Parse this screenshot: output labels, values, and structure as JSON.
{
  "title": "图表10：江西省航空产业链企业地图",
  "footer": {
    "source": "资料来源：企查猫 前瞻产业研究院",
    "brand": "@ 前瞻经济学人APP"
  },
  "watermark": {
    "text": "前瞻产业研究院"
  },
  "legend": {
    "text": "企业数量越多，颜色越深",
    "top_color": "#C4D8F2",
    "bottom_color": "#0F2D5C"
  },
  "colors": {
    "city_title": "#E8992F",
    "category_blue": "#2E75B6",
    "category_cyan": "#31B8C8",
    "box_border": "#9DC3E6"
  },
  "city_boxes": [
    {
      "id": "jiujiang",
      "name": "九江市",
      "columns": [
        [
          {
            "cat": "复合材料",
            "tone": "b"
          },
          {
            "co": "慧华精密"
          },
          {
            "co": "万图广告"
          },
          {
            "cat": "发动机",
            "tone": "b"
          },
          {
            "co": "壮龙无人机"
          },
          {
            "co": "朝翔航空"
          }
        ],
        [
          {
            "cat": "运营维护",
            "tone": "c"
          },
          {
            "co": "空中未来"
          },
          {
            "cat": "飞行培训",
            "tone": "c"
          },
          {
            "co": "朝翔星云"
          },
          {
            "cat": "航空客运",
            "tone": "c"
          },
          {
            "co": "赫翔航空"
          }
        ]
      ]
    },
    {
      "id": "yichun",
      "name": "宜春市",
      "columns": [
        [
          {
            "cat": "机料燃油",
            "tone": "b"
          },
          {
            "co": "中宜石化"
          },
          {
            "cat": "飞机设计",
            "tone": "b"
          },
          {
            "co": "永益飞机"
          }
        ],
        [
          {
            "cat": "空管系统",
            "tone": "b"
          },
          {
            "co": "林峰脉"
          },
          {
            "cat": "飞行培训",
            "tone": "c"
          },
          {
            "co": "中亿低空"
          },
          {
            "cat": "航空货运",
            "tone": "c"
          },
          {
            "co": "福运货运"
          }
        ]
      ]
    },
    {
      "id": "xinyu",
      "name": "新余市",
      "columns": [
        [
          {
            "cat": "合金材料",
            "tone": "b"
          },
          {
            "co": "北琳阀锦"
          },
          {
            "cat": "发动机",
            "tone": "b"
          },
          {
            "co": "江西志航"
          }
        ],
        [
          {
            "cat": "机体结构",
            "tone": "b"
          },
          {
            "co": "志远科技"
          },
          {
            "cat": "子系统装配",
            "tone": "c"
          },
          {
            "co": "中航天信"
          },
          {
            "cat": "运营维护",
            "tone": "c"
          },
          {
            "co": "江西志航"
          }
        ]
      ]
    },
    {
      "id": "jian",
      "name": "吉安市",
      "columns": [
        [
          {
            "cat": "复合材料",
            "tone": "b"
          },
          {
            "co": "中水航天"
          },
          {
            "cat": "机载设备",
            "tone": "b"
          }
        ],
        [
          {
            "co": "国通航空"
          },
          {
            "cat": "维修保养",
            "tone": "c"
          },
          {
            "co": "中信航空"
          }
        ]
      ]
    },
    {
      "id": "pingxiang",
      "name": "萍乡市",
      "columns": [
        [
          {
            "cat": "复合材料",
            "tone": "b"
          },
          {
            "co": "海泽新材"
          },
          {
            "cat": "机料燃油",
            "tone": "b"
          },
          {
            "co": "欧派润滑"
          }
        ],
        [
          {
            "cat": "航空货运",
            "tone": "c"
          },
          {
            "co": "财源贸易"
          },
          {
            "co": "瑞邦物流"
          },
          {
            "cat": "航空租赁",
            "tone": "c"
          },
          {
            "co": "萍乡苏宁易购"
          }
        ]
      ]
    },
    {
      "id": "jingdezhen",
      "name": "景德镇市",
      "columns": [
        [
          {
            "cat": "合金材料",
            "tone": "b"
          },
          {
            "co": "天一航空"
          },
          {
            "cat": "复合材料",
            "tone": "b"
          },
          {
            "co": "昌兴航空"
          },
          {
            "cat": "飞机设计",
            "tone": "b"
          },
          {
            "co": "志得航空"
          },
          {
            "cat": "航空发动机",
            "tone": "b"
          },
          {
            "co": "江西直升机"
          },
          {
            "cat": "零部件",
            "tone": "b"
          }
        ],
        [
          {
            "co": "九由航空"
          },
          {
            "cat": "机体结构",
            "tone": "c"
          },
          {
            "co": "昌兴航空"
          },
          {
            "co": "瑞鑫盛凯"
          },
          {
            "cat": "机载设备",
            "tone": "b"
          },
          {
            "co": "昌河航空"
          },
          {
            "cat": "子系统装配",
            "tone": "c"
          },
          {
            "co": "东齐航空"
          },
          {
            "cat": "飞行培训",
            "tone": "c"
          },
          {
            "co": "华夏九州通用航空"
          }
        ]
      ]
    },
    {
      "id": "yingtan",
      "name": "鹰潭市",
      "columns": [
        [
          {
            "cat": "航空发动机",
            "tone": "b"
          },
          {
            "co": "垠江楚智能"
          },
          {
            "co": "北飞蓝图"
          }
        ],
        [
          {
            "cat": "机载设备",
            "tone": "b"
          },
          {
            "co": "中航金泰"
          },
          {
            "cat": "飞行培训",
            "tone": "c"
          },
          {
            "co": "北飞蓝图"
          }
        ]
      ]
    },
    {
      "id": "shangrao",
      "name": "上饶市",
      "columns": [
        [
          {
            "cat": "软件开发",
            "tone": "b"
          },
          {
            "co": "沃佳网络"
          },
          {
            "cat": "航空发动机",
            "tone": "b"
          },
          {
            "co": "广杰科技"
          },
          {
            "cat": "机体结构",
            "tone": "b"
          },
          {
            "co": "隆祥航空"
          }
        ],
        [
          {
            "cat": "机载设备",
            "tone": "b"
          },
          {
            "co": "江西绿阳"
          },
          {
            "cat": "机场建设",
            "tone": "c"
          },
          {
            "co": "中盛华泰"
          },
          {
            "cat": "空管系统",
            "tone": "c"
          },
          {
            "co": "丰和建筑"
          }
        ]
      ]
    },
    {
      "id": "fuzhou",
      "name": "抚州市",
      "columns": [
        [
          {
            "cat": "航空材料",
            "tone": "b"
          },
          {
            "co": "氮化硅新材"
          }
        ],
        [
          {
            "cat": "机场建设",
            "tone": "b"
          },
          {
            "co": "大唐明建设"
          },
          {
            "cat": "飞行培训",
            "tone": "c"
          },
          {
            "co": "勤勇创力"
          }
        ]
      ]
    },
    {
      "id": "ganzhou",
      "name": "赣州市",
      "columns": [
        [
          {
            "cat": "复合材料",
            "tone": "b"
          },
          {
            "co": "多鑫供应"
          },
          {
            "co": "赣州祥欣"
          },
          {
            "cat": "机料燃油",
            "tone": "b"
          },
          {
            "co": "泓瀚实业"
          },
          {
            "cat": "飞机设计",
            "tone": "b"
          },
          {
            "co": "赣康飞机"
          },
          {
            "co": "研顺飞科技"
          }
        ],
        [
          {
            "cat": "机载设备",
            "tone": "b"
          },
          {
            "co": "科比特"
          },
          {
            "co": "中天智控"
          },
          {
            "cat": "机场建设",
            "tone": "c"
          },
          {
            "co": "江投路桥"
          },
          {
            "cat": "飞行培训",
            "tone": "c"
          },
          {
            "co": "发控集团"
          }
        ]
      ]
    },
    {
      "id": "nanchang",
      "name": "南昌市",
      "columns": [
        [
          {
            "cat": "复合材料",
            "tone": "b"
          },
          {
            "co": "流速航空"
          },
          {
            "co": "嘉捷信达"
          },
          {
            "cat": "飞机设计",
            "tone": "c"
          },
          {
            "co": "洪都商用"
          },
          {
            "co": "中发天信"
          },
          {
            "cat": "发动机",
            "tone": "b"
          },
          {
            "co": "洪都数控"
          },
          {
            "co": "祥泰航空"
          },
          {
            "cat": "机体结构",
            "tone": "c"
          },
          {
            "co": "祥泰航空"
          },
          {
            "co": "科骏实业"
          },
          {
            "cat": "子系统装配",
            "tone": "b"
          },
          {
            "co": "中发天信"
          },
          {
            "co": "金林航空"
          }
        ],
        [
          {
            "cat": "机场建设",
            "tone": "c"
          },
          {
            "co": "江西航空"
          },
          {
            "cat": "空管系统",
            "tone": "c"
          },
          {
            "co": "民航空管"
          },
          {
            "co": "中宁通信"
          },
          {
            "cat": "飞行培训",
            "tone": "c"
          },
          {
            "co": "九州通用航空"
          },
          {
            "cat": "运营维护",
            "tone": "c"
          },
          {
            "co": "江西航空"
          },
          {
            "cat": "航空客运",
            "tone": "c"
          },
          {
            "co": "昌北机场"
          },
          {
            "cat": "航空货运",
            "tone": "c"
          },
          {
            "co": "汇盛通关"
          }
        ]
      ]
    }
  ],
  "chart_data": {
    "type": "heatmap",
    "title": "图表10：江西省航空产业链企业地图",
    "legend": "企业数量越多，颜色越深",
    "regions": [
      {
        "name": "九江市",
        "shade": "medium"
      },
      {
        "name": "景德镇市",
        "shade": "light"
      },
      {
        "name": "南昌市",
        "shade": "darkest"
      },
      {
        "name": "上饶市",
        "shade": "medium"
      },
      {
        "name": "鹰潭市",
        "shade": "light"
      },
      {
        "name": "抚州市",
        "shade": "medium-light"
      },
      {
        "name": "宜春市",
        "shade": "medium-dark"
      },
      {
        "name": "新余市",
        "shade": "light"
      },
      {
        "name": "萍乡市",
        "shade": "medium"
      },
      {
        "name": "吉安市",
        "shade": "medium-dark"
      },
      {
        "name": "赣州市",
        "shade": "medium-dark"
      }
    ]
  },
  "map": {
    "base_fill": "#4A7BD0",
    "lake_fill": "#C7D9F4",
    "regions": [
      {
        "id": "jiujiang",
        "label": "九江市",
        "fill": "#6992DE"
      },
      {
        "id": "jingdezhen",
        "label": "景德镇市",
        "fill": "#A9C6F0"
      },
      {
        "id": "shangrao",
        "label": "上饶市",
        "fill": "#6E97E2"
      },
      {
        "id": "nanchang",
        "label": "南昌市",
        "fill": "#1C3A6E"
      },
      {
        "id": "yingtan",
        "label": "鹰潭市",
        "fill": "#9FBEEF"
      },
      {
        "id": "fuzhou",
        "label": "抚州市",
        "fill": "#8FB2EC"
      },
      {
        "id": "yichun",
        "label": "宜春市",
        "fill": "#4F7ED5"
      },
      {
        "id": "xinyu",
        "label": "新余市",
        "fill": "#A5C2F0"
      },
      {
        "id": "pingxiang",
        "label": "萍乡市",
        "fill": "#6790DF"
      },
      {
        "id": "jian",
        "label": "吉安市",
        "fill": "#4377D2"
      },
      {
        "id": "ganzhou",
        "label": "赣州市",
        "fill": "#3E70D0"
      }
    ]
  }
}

== STATED GOAL ==
Note every line above where the string "江西省航空产业链企业地图" shows up, and copy those lines.

== SOLUTION TO THE PROBLEM ==
  "title": "图表10：江西省航空产业链企业地图",
    "title": "图表10：江西省航空产业链企业地图",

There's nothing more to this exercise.